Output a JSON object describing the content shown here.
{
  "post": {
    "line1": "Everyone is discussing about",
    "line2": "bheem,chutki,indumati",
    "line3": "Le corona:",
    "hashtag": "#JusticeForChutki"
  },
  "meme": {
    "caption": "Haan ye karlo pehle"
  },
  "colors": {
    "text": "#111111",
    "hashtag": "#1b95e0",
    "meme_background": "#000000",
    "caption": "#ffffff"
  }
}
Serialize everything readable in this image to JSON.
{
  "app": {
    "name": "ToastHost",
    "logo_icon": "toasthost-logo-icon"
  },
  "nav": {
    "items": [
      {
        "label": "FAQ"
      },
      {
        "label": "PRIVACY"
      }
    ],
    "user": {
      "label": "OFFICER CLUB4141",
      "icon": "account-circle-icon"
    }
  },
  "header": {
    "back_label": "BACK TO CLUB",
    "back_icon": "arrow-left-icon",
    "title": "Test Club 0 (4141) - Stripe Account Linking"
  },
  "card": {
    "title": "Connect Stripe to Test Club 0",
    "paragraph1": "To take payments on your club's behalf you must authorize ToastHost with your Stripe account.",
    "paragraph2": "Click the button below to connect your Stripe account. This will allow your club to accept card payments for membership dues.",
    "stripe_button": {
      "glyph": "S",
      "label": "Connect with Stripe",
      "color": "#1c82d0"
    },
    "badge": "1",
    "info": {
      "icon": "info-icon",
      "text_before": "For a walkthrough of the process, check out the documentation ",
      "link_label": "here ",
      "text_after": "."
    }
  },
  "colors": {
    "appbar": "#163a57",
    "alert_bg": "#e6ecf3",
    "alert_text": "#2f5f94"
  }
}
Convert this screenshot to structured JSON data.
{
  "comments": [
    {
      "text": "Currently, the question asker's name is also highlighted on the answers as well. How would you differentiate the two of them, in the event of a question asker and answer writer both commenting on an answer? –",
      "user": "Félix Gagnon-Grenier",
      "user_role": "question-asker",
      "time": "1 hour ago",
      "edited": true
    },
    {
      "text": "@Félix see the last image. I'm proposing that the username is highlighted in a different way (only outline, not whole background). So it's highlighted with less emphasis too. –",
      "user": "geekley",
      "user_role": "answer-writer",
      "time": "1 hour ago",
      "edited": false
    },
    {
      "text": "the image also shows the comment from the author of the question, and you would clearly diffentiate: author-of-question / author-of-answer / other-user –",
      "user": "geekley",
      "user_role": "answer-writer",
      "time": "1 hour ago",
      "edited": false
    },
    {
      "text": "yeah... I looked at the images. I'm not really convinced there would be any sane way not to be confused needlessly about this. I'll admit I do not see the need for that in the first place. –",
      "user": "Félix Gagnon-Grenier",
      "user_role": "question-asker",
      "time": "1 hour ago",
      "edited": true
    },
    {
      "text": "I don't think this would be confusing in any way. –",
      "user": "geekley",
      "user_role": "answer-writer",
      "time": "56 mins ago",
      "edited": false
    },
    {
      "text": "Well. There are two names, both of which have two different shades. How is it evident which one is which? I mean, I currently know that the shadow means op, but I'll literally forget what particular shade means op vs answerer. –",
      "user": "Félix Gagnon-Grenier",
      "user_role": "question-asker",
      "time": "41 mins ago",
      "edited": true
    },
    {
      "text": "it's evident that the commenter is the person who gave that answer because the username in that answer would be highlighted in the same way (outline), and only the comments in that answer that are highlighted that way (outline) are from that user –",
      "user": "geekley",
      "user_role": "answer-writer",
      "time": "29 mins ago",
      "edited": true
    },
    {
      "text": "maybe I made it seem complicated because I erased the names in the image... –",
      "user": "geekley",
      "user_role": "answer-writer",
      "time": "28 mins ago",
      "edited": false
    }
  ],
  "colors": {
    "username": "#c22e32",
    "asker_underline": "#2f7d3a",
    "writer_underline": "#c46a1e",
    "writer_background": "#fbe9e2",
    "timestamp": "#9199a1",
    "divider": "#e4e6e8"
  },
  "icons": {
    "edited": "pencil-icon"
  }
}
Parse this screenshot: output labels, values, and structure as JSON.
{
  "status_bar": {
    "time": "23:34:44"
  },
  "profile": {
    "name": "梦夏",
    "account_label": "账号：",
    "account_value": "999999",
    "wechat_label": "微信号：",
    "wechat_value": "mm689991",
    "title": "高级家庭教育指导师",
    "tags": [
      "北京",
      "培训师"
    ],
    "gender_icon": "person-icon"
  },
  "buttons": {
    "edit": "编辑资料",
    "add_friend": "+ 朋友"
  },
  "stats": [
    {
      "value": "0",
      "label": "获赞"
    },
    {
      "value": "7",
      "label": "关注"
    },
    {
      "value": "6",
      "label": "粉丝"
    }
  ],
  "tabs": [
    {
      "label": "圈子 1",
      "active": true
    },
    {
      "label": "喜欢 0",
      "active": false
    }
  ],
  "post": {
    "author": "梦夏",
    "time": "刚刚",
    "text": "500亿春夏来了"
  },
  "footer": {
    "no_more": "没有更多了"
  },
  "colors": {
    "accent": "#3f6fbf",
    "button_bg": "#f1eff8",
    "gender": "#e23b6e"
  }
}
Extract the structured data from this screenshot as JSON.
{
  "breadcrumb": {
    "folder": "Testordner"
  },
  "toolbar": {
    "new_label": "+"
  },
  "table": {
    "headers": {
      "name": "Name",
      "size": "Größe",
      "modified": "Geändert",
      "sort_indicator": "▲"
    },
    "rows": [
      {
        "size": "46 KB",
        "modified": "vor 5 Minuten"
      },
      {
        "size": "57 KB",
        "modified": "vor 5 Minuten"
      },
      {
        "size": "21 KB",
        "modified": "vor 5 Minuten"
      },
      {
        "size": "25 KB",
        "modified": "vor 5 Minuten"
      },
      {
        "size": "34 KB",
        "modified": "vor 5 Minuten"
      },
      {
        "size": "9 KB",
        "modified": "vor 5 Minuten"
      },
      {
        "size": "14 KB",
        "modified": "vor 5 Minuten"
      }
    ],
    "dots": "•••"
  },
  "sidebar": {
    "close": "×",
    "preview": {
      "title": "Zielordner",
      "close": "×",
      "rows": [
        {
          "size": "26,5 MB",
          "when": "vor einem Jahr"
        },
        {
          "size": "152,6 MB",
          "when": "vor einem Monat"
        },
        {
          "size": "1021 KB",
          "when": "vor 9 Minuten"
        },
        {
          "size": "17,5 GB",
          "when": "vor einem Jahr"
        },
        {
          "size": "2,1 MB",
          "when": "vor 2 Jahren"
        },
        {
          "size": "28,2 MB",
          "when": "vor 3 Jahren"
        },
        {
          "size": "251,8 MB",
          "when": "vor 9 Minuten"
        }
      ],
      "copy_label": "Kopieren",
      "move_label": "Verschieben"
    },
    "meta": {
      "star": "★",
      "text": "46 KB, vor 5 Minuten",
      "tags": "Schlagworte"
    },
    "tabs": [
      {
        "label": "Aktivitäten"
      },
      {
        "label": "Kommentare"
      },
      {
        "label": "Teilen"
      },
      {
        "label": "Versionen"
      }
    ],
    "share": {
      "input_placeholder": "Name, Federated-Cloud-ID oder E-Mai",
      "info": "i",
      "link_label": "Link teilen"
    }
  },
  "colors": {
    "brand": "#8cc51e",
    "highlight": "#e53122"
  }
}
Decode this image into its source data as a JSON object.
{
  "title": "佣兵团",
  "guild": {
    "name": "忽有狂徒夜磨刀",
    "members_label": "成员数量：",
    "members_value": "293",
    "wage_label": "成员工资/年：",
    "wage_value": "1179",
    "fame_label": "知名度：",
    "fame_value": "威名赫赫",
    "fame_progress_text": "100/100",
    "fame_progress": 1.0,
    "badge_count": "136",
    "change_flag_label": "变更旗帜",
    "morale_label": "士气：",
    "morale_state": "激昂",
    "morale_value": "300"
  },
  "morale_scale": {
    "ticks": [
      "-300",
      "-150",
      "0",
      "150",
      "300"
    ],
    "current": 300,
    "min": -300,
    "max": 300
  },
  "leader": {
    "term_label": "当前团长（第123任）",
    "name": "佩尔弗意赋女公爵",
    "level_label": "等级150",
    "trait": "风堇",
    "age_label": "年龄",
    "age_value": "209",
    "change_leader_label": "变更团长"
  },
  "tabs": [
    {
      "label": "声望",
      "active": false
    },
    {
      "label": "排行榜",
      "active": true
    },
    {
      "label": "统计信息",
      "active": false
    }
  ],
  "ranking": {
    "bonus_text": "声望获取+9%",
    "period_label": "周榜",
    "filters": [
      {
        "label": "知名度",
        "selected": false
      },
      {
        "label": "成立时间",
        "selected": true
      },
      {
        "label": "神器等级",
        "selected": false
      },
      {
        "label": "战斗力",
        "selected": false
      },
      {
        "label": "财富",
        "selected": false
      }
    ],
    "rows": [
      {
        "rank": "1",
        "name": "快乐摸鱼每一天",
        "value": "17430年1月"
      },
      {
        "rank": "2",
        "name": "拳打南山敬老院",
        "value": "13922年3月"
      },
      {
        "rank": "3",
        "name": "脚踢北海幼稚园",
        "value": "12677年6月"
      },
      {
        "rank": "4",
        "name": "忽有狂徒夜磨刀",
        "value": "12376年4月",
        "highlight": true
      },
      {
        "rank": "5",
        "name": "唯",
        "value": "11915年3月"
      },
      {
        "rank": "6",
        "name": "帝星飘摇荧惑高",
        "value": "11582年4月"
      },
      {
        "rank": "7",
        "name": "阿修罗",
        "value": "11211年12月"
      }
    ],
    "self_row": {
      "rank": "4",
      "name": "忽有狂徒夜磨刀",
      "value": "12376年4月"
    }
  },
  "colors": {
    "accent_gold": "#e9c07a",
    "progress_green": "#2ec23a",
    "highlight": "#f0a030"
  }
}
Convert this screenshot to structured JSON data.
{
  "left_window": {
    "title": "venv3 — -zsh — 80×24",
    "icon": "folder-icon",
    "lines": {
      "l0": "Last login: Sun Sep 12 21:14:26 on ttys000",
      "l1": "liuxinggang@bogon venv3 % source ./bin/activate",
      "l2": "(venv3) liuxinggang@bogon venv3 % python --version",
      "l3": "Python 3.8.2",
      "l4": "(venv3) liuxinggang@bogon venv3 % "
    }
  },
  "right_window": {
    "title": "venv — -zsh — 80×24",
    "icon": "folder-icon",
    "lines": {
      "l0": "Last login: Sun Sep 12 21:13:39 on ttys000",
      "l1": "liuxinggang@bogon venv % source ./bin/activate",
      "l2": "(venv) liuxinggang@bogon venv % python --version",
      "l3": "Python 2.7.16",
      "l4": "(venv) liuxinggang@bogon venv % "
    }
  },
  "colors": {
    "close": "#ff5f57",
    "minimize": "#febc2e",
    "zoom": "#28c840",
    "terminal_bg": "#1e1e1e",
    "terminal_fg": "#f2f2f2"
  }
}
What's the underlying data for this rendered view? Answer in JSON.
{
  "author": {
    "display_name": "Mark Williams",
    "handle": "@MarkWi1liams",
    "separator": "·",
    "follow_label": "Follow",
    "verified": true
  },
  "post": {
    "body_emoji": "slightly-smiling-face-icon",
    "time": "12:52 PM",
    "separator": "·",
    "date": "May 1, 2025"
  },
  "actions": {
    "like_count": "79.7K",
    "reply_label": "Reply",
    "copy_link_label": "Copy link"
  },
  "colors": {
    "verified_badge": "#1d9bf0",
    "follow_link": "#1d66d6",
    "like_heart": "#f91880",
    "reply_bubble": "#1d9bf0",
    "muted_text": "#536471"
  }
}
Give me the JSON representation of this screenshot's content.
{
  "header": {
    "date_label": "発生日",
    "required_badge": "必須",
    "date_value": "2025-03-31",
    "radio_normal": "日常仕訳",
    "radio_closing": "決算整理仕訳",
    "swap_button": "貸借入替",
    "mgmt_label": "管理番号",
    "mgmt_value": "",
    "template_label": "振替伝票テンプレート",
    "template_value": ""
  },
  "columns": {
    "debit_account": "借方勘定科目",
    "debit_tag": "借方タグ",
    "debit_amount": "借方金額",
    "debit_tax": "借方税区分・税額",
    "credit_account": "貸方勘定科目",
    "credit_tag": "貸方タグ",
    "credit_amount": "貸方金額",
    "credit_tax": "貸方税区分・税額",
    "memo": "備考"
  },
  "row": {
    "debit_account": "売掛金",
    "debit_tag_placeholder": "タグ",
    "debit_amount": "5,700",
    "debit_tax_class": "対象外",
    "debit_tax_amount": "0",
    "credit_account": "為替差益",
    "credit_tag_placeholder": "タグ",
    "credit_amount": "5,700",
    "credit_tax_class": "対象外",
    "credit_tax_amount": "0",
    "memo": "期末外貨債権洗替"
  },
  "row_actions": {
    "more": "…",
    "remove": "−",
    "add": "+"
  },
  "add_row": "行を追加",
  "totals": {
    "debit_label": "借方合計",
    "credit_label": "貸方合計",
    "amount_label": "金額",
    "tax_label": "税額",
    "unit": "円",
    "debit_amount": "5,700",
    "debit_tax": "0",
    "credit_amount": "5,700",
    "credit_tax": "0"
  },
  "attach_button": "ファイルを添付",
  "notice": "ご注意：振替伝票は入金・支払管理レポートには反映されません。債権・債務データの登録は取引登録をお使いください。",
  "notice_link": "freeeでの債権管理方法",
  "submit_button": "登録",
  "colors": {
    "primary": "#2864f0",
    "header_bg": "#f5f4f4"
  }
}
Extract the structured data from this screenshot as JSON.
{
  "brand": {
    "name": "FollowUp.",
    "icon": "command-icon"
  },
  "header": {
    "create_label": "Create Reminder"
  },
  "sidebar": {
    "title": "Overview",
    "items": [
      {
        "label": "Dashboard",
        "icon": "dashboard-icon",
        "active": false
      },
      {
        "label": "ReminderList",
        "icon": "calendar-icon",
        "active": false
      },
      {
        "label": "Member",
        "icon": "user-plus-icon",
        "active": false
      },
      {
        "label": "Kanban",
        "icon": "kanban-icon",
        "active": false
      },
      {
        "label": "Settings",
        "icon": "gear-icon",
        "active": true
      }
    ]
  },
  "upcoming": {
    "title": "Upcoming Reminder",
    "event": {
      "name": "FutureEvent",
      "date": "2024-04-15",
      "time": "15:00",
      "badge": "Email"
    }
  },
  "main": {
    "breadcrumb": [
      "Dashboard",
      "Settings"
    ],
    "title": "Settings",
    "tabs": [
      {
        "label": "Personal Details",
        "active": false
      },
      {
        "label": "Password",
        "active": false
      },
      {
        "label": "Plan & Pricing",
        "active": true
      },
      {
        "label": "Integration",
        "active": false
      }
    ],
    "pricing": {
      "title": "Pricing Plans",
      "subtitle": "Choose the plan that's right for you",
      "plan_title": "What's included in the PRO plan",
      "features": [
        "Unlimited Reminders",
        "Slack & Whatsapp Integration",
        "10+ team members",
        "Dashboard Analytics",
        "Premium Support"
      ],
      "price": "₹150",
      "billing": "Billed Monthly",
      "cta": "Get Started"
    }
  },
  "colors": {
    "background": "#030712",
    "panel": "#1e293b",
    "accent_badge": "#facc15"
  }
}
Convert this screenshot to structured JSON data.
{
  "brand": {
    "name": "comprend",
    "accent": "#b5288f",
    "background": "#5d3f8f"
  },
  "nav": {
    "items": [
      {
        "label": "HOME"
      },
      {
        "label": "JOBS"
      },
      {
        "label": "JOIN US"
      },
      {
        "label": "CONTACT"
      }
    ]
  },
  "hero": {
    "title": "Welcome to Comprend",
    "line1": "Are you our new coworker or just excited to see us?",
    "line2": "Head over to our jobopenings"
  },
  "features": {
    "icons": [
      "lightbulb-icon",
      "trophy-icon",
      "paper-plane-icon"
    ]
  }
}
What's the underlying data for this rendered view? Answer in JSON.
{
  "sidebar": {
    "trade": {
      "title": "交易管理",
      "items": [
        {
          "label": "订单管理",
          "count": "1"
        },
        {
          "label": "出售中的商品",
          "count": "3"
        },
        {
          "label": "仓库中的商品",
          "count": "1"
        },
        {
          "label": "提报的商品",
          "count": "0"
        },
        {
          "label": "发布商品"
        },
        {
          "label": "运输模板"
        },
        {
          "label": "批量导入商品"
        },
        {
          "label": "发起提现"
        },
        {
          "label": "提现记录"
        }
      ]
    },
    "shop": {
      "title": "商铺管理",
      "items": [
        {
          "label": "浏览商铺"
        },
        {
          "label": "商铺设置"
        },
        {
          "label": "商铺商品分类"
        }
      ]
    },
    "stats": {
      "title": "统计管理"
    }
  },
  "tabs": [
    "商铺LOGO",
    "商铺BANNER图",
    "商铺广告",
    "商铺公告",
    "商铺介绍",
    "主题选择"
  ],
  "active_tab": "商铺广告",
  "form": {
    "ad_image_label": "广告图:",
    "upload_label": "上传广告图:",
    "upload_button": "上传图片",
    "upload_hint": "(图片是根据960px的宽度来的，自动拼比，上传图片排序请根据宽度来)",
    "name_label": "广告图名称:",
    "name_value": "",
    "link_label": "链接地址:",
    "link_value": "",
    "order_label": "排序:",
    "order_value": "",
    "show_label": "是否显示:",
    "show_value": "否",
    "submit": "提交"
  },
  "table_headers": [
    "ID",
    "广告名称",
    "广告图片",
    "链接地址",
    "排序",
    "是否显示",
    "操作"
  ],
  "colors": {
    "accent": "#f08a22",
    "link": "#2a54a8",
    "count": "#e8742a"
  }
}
══════
## Written task
Gather from the entries above all lines that include the string "activate".

## Right answer
      "l1": "liuxinggang@bogon venv3 % source ./bin/activate",
      "l1": "liuxinggang@bogon venv % source ./bin/activate",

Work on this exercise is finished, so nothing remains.